### Working data

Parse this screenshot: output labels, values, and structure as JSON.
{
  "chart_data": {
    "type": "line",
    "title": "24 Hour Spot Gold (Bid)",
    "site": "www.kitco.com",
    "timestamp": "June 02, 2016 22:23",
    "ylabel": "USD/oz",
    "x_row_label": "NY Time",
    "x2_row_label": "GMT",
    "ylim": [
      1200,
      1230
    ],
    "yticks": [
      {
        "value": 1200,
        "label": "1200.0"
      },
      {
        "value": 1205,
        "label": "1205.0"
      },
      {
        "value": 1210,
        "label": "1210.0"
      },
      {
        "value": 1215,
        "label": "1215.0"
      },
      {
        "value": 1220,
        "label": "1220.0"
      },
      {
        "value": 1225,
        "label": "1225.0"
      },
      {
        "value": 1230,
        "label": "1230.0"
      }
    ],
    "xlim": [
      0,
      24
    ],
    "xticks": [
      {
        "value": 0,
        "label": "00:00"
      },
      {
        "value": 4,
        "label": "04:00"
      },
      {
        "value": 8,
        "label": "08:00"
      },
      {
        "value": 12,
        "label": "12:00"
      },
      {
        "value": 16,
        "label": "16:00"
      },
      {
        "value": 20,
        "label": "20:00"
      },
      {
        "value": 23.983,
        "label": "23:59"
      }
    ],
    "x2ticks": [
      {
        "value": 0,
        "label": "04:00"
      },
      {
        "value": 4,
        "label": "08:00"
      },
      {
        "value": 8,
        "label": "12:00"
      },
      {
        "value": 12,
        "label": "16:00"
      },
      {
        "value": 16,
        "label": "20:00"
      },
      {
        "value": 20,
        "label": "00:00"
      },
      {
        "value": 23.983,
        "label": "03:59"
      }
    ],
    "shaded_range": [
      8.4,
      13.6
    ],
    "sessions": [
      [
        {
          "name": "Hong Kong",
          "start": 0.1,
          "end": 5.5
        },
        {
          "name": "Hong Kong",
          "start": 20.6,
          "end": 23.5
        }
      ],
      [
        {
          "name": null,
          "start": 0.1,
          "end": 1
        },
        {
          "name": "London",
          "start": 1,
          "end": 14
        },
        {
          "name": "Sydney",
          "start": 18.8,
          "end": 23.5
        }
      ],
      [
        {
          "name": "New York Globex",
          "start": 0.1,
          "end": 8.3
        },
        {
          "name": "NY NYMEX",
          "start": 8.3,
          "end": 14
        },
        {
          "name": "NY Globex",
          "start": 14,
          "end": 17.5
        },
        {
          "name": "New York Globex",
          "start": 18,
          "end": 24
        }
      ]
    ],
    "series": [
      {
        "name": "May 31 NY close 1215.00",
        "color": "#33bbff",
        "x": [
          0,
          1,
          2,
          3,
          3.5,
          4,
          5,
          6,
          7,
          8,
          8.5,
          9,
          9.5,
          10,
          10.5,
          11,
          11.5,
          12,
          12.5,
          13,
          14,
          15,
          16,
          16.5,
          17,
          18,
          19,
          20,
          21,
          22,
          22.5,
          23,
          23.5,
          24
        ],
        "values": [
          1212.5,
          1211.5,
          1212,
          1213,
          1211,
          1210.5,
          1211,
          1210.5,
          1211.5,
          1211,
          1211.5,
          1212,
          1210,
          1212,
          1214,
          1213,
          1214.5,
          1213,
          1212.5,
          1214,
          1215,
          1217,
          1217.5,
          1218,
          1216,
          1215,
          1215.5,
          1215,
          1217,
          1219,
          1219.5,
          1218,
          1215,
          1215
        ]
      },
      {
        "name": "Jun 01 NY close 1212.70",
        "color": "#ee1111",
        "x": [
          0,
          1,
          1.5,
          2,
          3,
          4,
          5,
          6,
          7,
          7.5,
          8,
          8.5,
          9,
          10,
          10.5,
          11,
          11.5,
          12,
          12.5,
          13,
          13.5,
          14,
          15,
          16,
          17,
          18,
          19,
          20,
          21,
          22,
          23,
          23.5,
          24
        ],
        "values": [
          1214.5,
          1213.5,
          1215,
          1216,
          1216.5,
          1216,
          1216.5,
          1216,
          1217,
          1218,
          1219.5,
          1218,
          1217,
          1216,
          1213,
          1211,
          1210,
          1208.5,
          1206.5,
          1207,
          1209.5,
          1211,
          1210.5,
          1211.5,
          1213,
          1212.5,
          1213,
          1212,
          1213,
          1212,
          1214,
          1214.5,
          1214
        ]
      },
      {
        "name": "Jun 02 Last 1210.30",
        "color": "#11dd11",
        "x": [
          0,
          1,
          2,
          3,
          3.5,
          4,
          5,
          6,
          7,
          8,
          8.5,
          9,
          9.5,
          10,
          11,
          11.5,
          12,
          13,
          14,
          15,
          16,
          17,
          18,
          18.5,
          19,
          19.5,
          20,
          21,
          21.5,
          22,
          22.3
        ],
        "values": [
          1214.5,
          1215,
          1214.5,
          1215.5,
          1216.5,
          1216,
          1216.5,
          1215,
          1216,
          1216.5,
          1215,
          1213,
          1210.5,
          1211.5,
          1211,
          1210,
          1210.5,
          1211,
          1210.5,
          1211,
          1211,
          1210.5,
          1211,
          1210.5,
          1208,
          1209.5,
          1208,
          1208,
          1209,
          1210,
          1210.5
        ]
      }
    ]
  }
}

######

> Stated task: Would you reproduce the material above in full, exactly as given?

> Output below:
Parse this screenshot: output labels, values, and structure as JSON.
{
  "chart_data": {
    "type": "line",
    "title": "24 Hour Spot Gold (Bid)",
    "site": "www.kitco.com",
    "timestamp": "June 02, 2016 22:23",
    "ylabel": "USD/oz",
    "x_row_label": "NY Time",
    "x2_row_label": "GMT",
    "ylim": [
      1200,
      1230
    ],
    "yticks": [
      {
        "value": 1200,
        "label": "1200.0"
      },
      {
        "value": 1205,
        "label": "1205.0"
      },
      {
        "value": 1210,
        "label": "1210.0"
      },
      {
        "value": 1215,
        "label": "1215.0"
      },
      {
        "value": 1220,
        "label": "1220.0"
      },
      {
        "value": 1225,
        "label": "1225.0"
      },
      {
        "value": 1230,
        "label": "1230.0"
      }
    ],
    "xlim": [
      0,
      24
    ],
    "xticks": [
      {
        "value": 0,
        "label": "00:00"
      },
      {
        "value": 4,
        "label": "04:00"
      },
      {
        "value": 8,
        "label": "08:00"
      },
      {
        "value": 12,
        "label": "12:00"
      },
      {
        "value": 16,
        "label": "16:00"
      },
      {
        "value": 20,
        "label": "20:00"
      },
      {
        "value": 23.983,
        "label": "23:59"
      }
    ],
    "x2ticks": [
      {
        "value": 0,
        "label": "04:00"
      },
      {
        "value": 4,
        "label": "08:00"
      },
      {
        "value": 8,
        "label": "12:00"
      },
      {
        "value": 12,
        "label": "16:00"
      },
      {
        "value": 16,
        "label": "20:00"
      },
      {
        "value": 20,
        "label": "00:00"
      },
      {
        "value": 23.983,
        "label": "03:59"
      }
    ],
    "shaded_range": [
      8.4,
      13.6
    ],
    "sessions": [
      [
        {
          "name": "Hong Kong",
          "start": 0.1,
          "end": 5.5
        },
        {
          "name": "Hong Kong",
          "start": 20.6,
          "end": 23.5
        }
      ],
      [
        {
          "name": null,
          "start": 0.1,
          "end": 1
        },
        {
          "name": "London",
          "start": 1,
          "end": 14
        },
        {
          "name": "Sydney",
          "start": 18.8,
          "end": 23.5
        }
      ],
      [
        {
          "name": "New York Globex",
          "start": 0.1,
          "end": 8.3
        },
        {
          "name": "NY NYMEX",
          "start": 8.3,
          "end": 14
        },
        {
          "name": "NY Globex",
          "start": 14,
          "end": 17.5
        },
        {
          "name": "New York Globex",
          "start": 18,
          "end": 24
        }
      ]
    ],
    "series": [
      {
        "name": "May 31 NY close 1215.00",
        "color": "#33bbff",
        "x": [
          0,
          1,
          2,
          3,
          3.5,
          4,
          5,
          6,
          7,
          8,
          8.5,
          9,
          9.5,
          10,
          10.5,
          11,
          11.5,
          12,
          12.5,
          13,
          14,
          15,
          16,
          16.5,
          17,
          18,
          19,
          20,
          21,
          22,
          22.5,
          23,
          23.5,
          24
        ],
        "values": [
          1212.5,
          1211.5,
          1212,
          1213,
          1211,
          1210.5,
          1211,
          1210.5,
          1211.5,
          1211,
          1211.5,
          1212,
          1210,
          1212,
          1214,
          1213,
          1214.5,
          1213,
          1212.5,
          1214,
          1215,
          1217,
          1217.5,
          1218,
          1216,
          1215,
          1215.5,
          1215,
          1217,
          1219,
          1219.5,
          1218,
          1215,
          1215
        ]
      },
      {
        "name": "Jun 01 NY close 1212.70",
        "color": "#ee1111",
        "x": [
          0,
          1,
          1.5,
          2,
          3,
          4,
          5,
          6,
          7,
          7.5,
          8,
          8.5,
          9,
          10,
          10.5,
          11,
          11.5,
          12,
          12.5,
          13,
          13.5,
          14,
          15,
          16,
          17,
          18,
          19,
          20,
          21,
          22,
          23,
          23.5,
          24
        ],
        "values": [
          1214.5,
          1213.5,
          1215,
          1216,
          1216.5,
          1216,
          1216.5,
          1216,
          1217,
          1218,
          1219.5,
          1218,
          1217,
          1216,
          1213,
          1211,
          1210,
          1208.5,
          1206.5,
          1207,
          1209.5,
          1211,
          1210.5,
          1211.5,
          1213,
          1212.5,
          1213,
          1212,
          1213,
          1212,
          1214,
          1214.5,
          1214
        ]
      },
      {
        "name": "Jun 02 Last 1210.30",
        "color": "#11dd11",
        "x": [
          0,
          1,
          2,
          3,
          3.5,
          4,
          5,
          6,
          7,
          8,
          8.5,
          9,
          9.5,
          10,
          11,
          11.5,
          12,
          13,
          14,
          15,
          16,
          17,
          18,
          18.5,
          19,
          19.5,
          20,
          21,
          21.5,
          22,
          22.3
        ],
        "values": [
          1214.5,
          1215,
          1214.5,
          1215.5,
          1216.5,
          1216,
          1216.5,
          1215,
          1216,
          1216.5,
          1215,
          1213,
          1210.5,
          1211.5,
          1211,
          1210,
          1210.5,
          1211,
          1210.5,
          1211,
          1211,
          1210.5,
          1211,
          1210.5,
          1208,
          1209.5,
          1208,
          1208,
          1209,
          1210,
          1210.5
        ]
      }
    ]
  }
}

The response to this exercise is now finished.